--- Begin ---

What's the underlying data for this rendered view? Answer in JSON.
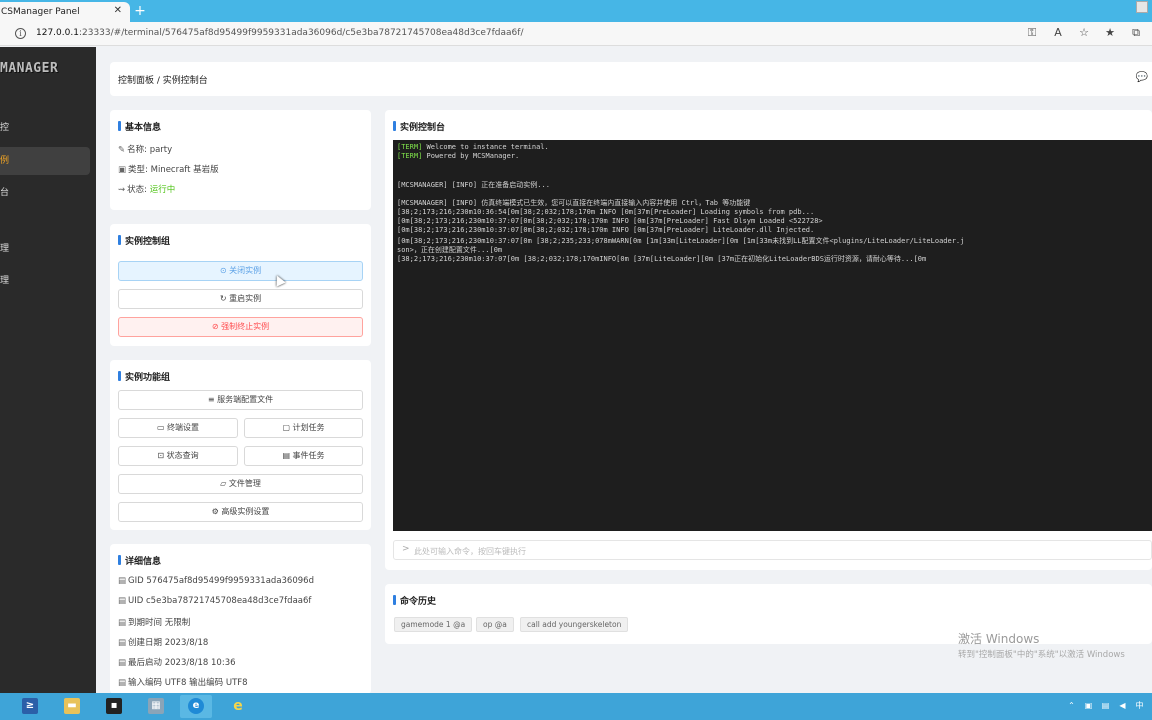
{
  "browser": {
    "tab_title": "CSManager Panel",
    "url_host": "127.0.0.1",
    "url_rest": ":23333/#/terminal/576475af8d95499f9959331ada36096d/c5e3ba78721745708ea48d3ce7fdaa6f/"
  },
  "sidebar": {
    "logo": "MANAGER",
    "items": [
      {
        "label": "控"
      },
      {
        "label": "例"
      },
      {
        "label": "台"
      },
      {
        "label": "理"
      },
      {
        "label": "理"
      }
    ]
  },
  "header": {
    "breadcrumb": "控制面板 / 实例控制台"
  },
  "basic_info": {
    "title": "基本信息",
    "name_label": "名称:",
    "name_value": "party",
    "type_label": "类型:",
    "type_value": "Minecraft 基岩版",
    "status_label": "状态:",
    "status_value": "运行中",
    "status_color": "#52c41a"
  },
  "control_group": {
    "title": "实例控制组",
    "stop_label": "关闭实例",
    "restart_label": "重启实例",
    "kill_label": "强制终止实例"
  },
  "function_group": {
    "title": "实例功能组",
    "server_config": "服务端配置文件",
    "terminal_settings": "终端设置",
    "scheduled_tasks": "计划任务",
    "status_query": "状态查询",
    "event_tasks": "事件任务",
    "file_manager": "文件管理",
    "advanced_settings": "高级实例设置"
  },
  "details": {
    "title": "详细信息",
    "gid": "GID 576475af8d95499f9959331ada36096d",
    "uid": "UID c5e3ba78721745708ea48d3ce7fdaa6f",
    "expire": "到期时间  无限制",
    "created": "创建日期  2023/8/18",
    "last_start": "最后启动  2023/8/18 10:36",
    "encoding": "输入编码  UTF8 输出编码  UTF8"
  },
  "console": {
    "title": "实例控制台",
    "lines": [
      {
        "tag": "[TERM]",
        "text": " Welcome to instance terminal."
      },
      {
        "tag": "[TERM]",
        "text": " Powered by MCSManager."
      },
      {
        "tag": "",
        "text": "[MCSMANAGER] [INFO] 正在准备启动实例..."
      },
      {
        "tag": "",
        "text": "[MCSMANAGER] [INFO] 仿真终端模式已生效，您可以直接在终端内直接输入内容并使用 Ctrl，Tab 等功能键"
      },
      {
        "tag": "",
        "text": "[38;2;173;216;230m10:36:54[0m[38;2;032;178;170m INFO [0m[37m[PreLoader] Loading symbols from pdb..."
      },
      {
        "tag": "",
        "text": "[0m[38;2;173;216;230m10:37:07[0m[38;2;032;178;170m INFO [0m[37m[PreLoader] Fast Dlsym Loaded <522728>"
      },
      {
        "tag": "",
        "text": "[0m[38;2;173;216;230m10:37:07[0m[38;2;032;178;170m INFO [0m[37m[PreLoader] LiteLoader.dll Injected."
      },
      {
        "tag": "",
        "text": "[0m[38;2;173;216;230m10:37:07[0m [38;2;235;233;078mWARN[0m [1m[33m[LiteLoader][0m [1m[33m未找到LL配置文件<plugins/LiteLoader/LiteLoader.j"
      },
      {
        "tag": "",
        "text": "son>，正在创建配置文件...[0m"
      },
      {
        "tag": "",
        "text": "[38;2;173;216;230m10:37:07[0m [38;2;032;178;170mINFO[0m [37m[LiteLoader][0m [37m正在初始化LiteLoaderBDS运行时资源，请耐心等待...[0m"
      }
    ],
    "input_prompt": ">",
    "input_placeholder": "此处可输入命令，按回车键执行"
  },
  "history": {
    "title": "命令历史",
    "items": [
      "gamemode 1 @a",
      "op @a",
      "call add youngerskeleton"
    ]
  },
  "watermark": {
    "line1": "激活 Windows",
    "line2": "转到\"控制面板\"中的\"系统\"以激活 Windows"
  }
}
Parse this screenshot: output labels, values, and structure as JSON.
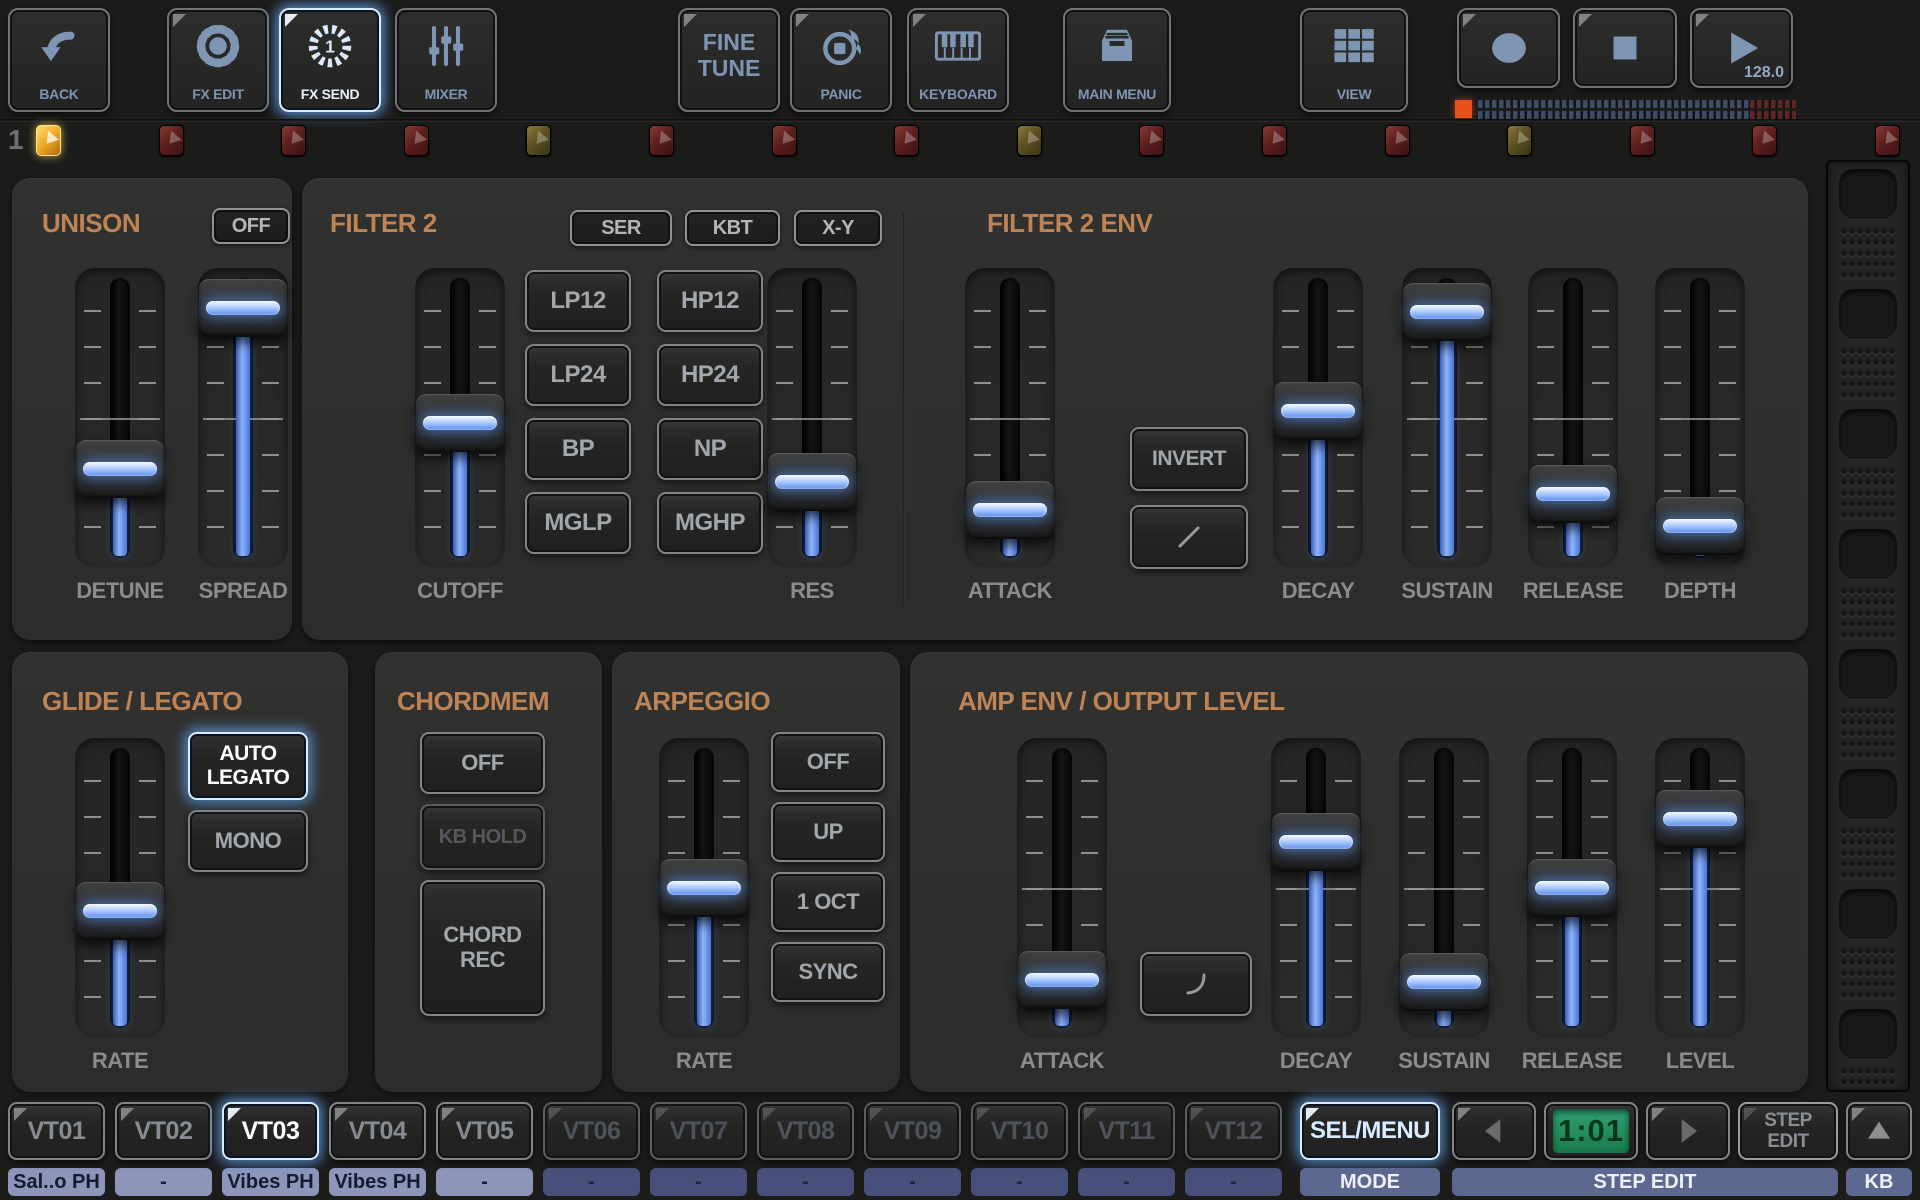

--- End ---

- _EXERCISE DIRECTIONS_: Using the listing, copy every line where the word "this" shows up.

- _EXERCISE ANSWER_:
What's the underlying data for this rendered view? Answer in JSON.
Parse this screenshot: output labels, values, and structure as JSON.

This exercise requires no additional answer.